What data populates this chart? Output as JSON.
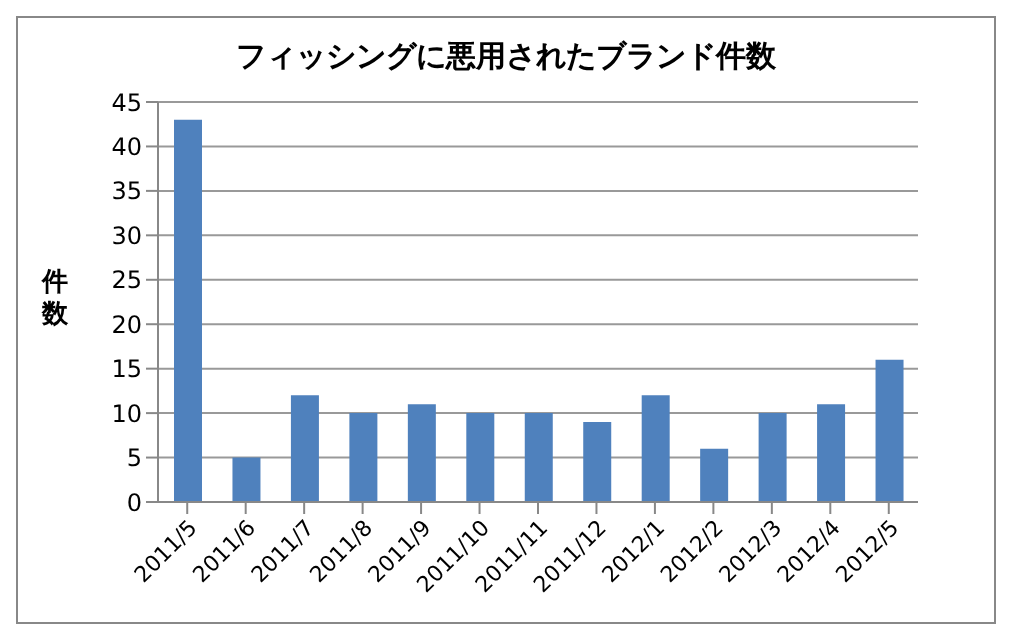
{
  "chart_data": {
    "type": "bar",
    "title": "フィッシングに悪用されたブランド件数",
    "ylabel": "件数",
    "categories": [
      "2011/5",
      "2011/6",
      "2011/7",
      "2011/8",
      "2011/9",
      "2011/10",
      "2011/11",
      "2011/12",
      "2012/1",
      "2012/2",
      "2012/3",
      "2012/4",
      "2012/5"
    ],
    "values": [
      43,
      5,
      12,
      10,
      11,
      10,
      10,
      9,
      12,
      6,
      10,
      11,
      16
    ],
    "color": "#4f81bd",
    "ylim": [
      0,
      45
    ],
    "yticks": [
      0,
      5,
      10,
      15,
      20,
      25,
      30,
      35,
      40,
      45
    ],
    "grid": "y",
    "legend": false
  }
}
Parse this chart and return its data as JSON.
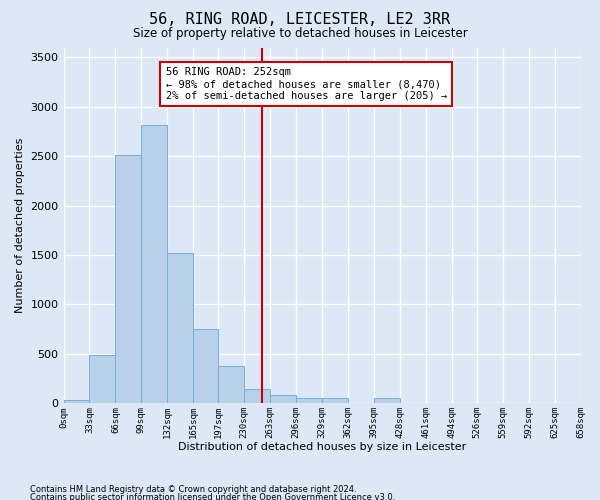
{
  "title": "56, RING ROAD, LEICESTER, LE2 3RR",
  "subtitle": "Size of property relative to detached houses in Leicester",
  "xlabel": "Distribution of detached houses by size in Leicester",
  "ylabel": "Number of detached properties",
  "bar_color": "#b8d0ea",
  "bar_edge_color": "#7aafd4",
  "background_color": "#dce8f5",
  "fig_background_color": "#dce8f5",
  "grid_color": "#ffffff",
  "bin_edges": [
    0,
    33,
    66,
    99,
    132,
    165,
    197,
    230,
    263,
    296,
    329,
    362,
    395,
    428,
    461,
    494,
    526,
    559,
    592,
    625,
    658
  ],
  "bar_heights": [
    30,
    490,
    2510,
    2820,
    1520,
    750,
    380,
    145,
    80,
    55,
    55,
    0,
    55,
    0,
    0,
    0,
    0,
    0,
    0,
    0
  ],
  "property_value": 252,
  "annotation_title": "56 RING ROAD: 252sqm",
  "annotation_line1": "← 98% of detached houses are smaller (8,470)",
  "annotation_line2": "2% of semi-detached houses are larger (205) →",
  "vline_color": "#cc0000",
  "annotation_box_color": "#ffffff",
  "annotation_box_edge": "#cc0000",
  "ylim": [
    0,
    3600
  ],
  "yticks": [
    0,
    500,
    1000,
    1500,
    2000,
    2500,
    3000,
    3500
  ],
  "footnote1": "Contains HM Land Registry data © Crown copyright and database right 2024.",
  "footnote2": "Contains public sector information licensed under the Open Government Licence v3.0."
}
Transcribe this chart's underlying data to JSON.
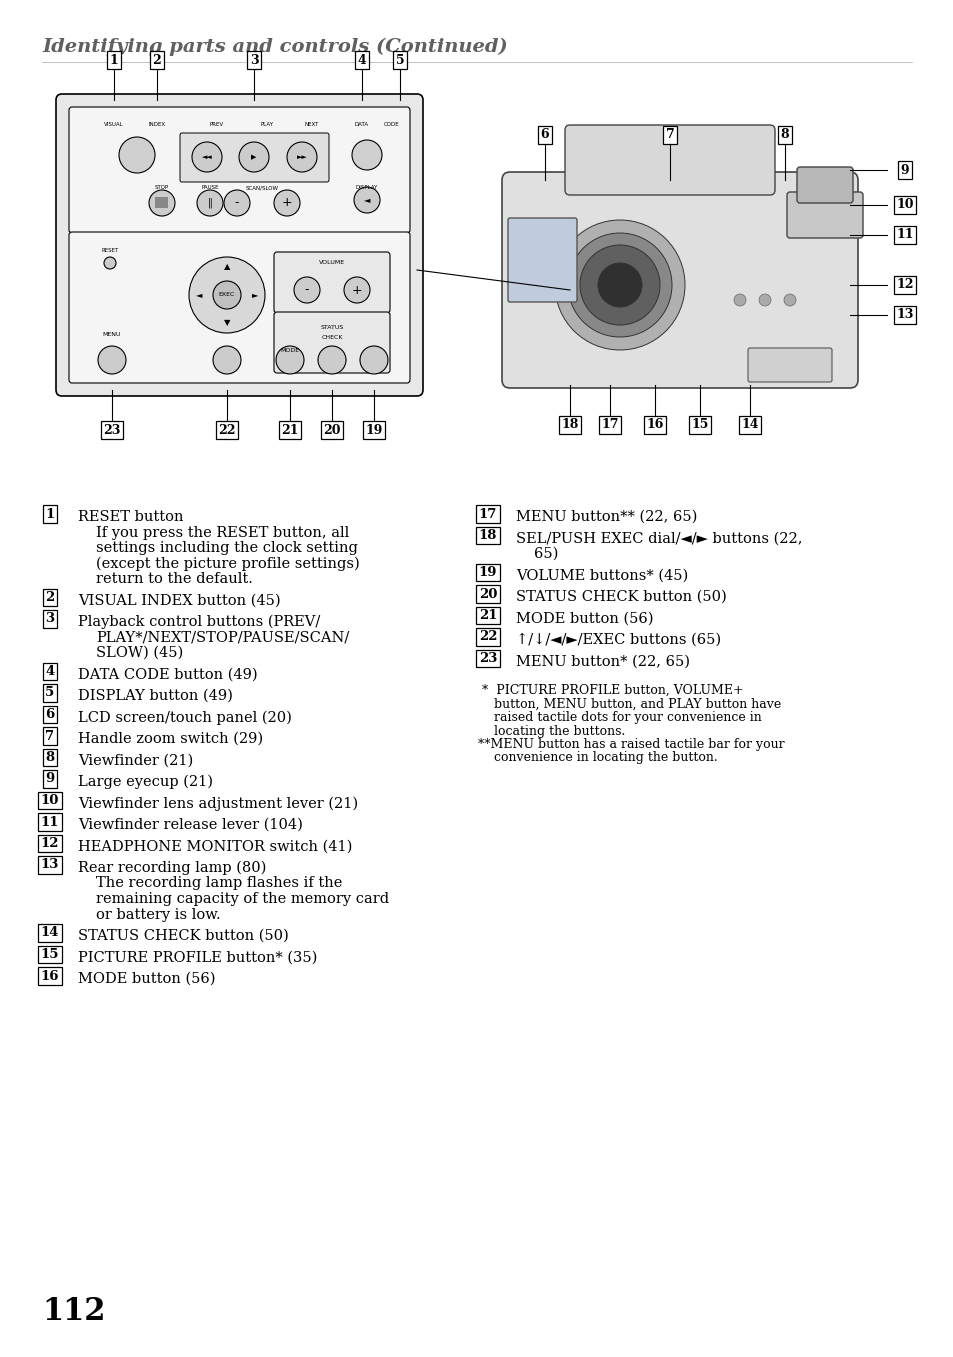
{
  "title": "Identifying parts and controls (Continued)",
  "title_color": "#606060",
  "title_fontsize": 14,
  "bg_color": "#ffffff",
  "page_number": "112",
  "left_items": [
    {
      "num": "1",
      "lines": [
        "RESET button",
        "If you press the RESET button, all",
        "settings including the clock setting",
        "(except the picture profile settings)",
        "return to the default."
      ]
    },
    {
      "num": "2",
      "lines": [
        "VISUAL INDEX button (45)"
      ]
    },
    {
      "num": "3",
      "lines": [
        "Playback control buttons (PREV/",
        "PLAY*/NEXT/STOP/PAUSE/SCAN/",
        "SLOW) (45)"
      ]
    },
    {
      "num": "4",
      "lines": [
        "DATA CODE button (49)"
      ]
    },
    {
      "num": "5",
      "lines": [
        "DISPLAY button (49)"
      ]
    },
    {
      "num": "6",
      "lines": [
        "LCD screen/touch panel (20)"
      ]
    },
    {
      "num": "7",
      "lines": [
        "Handle zoom switch (29)"
      ]
    },
    {
      "num": "8",
      "lines": [
        "Viewfinder (21)"
      ]
    },
    {
      "num": "9",
      "lines": [
        "Large eyecup (21)"
      ]
    },
    {
      "num": "10",
      "lines": [
        "Viewfinder lens adjustment lever (21)"
      ]
    },
    {
      "num": "11",
      "lines": [
        "Viewfinder release lever (104)"
      ]
    },
    {
      "num": "12",
      "lines": [
        "HEADPHONE MONITOR switch (41)"
      ]
    },
    {
      "num": "13",
      "lines": [
        "Rear recording lamp (80)",
        "The recording lamp flashes if the",
        "remaining capacity of the memory card",
        "or battery is low."
      ]
    },
    {
      "num": "14",
      "lines": [
        "STATUS CHECK button (50)"
      ]
    },
    {
      "num": "15",
      "lines": [
        "PICTURE PROFILE button* (35)"
      ]
    },
    {
      "num": "16",
      "lines": [
        "MODE button (56)"
      ]
    }
  ],
  "right_items": [
    {
      "num": "17",
      "lines": [
        "MENU button** (22, 65)"
      ]
    },
    {
      "num": "18",
      "lines": [
        "SEL/PUSH EXEC dial/◄/► buttons (22,",
        "65)"
      ]
    },
    {
      "num": "19",
      "lines": [
        "VOLUME buttons* (45)"
      ]
    },
    {
      "num": "20",
      "lines": [
        "STATUS CHECK button (50)"
      ]
    },
    {
      "num": "21",
      "lines": [
        "MODE button (56)"
      ]
    },
    {
      "num": "22",
      "lines": [
        "↑/↓/◄/►/EXEC buttons (65)"
      ]
    },
    {
      "num": "23",
      "lines": [
        "MENU button* (22, 65)"
      ]
    }
  ],
  "footnotes": [
    " *  PICTURE PROFILE button, VOLUME+",
    "    button, MENU button, and PLAY button have",
    "    raised tactile dots for your convenience in",
    "    locating the buttons.",
    "**MENU button has a raised tactile bar for your",
    "    convenience in locating the button."
  ]
}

- - -

▶ [Exercise objective]
Exclude the pictures, and transcribe all of the material exactly.

▶ [Problem solution]
What data populates this chart? Output as JSON.
{
  "chart_data": {
    "type": "bar",
    "title": "フィッシングに悪用されたブランド件数",
    "ylabel": "件数",
    "categories": [
      "2011/5",
      "2011/6",
      "2011/7",
      "2011/8",
      "2011/9",
      "2011/10",
      "2011/11",
      "2011/12",
      "2012/1",
      "2012/2",
      "2012/3",
      "2012/4",
      "2012/5"
    ],
    "values": [
      43,
      5,
      12,
      10,
      11,
      10,
      10,
      9,
      12,
      6,
      10,
      11,
      16
    ],
    "color": "#4f81bd",
    "ylim": [
      0,
      45
    ],
    "yticks": [
      0,
      5,
      10,
      15,
      20,
      25,
      30,
      35,
      40,
      45
    ],
    "grid": "y",
    "legend": false
  }
}
Parse this chart and return its data as JSON.
{
  "title": "56, RING ROAD, LEICESTER, LE2 3RR",
  "subtitle": "Size of property relative to detached houses in Leicester",
  "xlabel": "Distribution of detached houses by size in Leicester",
  "ylabel": "Number of detached properties",
  "bar_color": "#b8d0ea",
  "bar_edge_color": "#7aafd4",
  "background_color": "#dce8f5",
  "fig_background_color": "#dce8f5",
  "grid_color": "#ffffff",
  "bin_edges": [
    0,
    33,
    66,
    99,
    132,
    165,
    197,
    230,
    263,
    296,
    329,
    362,
    395,
    428,
    461,
    494,
    526,
    559,
    592,
    625,
    658
  ],
  "bar_heights": [
    30,
    490,
    2510,
    2820,
    1520,
    750,
    380,
    145,
    80,
    55,
    55,
    0,
    55,
    0,
    0,
    0,
    0,
    0,
    0,
    0
  ],
  "property_value": 252,
  "annotation_title": "56 RING ROAD: 252sqm",
  "annotation_line1": "← 98% of detached houses are smaller (8,470)",
  "annotation_line2": "2% of semi-detached houses are larger (205) →",
  "vline_color": "#cc0000",
  "annotation_box_color": "#ffffff",
  "annotation_box_edge": "#cc0000",
  "ylim": [
    0,
    3600
  ],
  "yticks": [
    0,
    500,
    1000,
    1500,
    2000,
    2500,
    3000,
    3500
  ],
  "footnote1": "Contains HM Land Registry data © Crown copyright and database right 2024.",
  "footnote2": "Contains public sector information licensed under the Open Government Licence v3.0."
}
Transcribe this chart's underlying data to JSON.
{
  "title": "Identifying parts and controls (Continued)",
  "title_color": "#606060",
  "title_fontsize": 14,
  "bg_color": "#ffffff",
  "page_number": "112",
  "left_items": [
    {
      "num": "1",
      "lines": [
        "RESET button",
        "If you press the RESET button, all",
        "settings including the clock setting",
        "(except the picture profile settings)",
        "return to the default."
      ]
    },
    {
      "num": "2",
      "lines": [
        "VISUAL INDEX button (45)"
      ]
    },
    {
      "num": "3",
      "lines": [
        "Playback control buttons (PREV/",
        "PLAY*/NEXT/STOP/PAUSE/SCAN/",
        "SLOW) (45)"
      ]
    },
    {
      "num": "4",
      "lines": [
        "DATA CODE button (49)"
      ]
    },
    {
      "num": "5",
      "lines": [
        "DISPLAY button (49)"
      ]
    },
    {
      "num": "6",
      "lines": [
        "LCD screen/touch panel (20)"
      ]
    },
    {
      "num": "7",
      "lines": [
        "Handle zoom switch (29)"
      ]
    },
    {
      "num": "8",
      "lines": [
        "Viewfinder (21)"
      ]
    },
    {
      "num": "9",
      "lines": [
        "Large eyecup (21)"
      ]
    },
    {
      "num": "10",
      "lines": [
        "Viewfinder lens adjustment lever (21)"
      ]
    },
    {
      "num": "11",
      "lines": [
        "Viewfinder release lever (104)"
      ]
    },
    {
      "num": "12",
      "lines": [
        "HEADPHONE MONITOR switch (41)"
      ]
    },
    {
      "num": "13",
      "lines": [
        "Rear recording lamp (80)",
        "The recording lamp flashes if the",
        "remaining capacity of the memory card",
        "or battery is low."
      ]
    },
    {
      "num": "14",
      "lines": [
        "STATUS CHECK button (50)"
      ]
    },
    {
      "num": "15",
      "lines": [
        "PICTURE PROFILE button* (35)"
      ]
    },
    {
      "num": "16",
      "lines": [
        "MODE button (56)"
      ]
    }
  ],
  "right_items": [
    {
      "num": "17",
      "lines": [
        "MENU button** (22, 65)"
      ]
    },
    {
      "num": "18",
      "lines": [
        "SEL/PUSH EXEC dial/◄/► buttons (22,",
        "65)"
      ]
    },
    {
      "num": "19",
      "lines": [
        "VOLUME buttons* (45)"
      ]
    },
    {
      "num": "20",
      "lines": [
        "STATUS CHECK button (50)"
      ]
    },
    {
      "num": "21",
      "lines": [
        "MODE button (56)"
      ]
    },
    {
      "num": "22",
      "lines": [
        "↑/↓/◄/►/EXEC buttons (65)"
      ]
    },
    {
      "num": "23",
      "lines": [
        "MENU button* (22, 65)"
      ]
    }
  ],
  "footnotes": [
    " *  PICTURE PROFILE button, VOLUME+",
    "    button, MENU button, and PLAY button have",
    "    raised tactile dots for your convenience in",
    "    locating the buttons.",
    "**MENU button has a raised tactile bar for your",
    "    convenience in locating the button."
  ]
}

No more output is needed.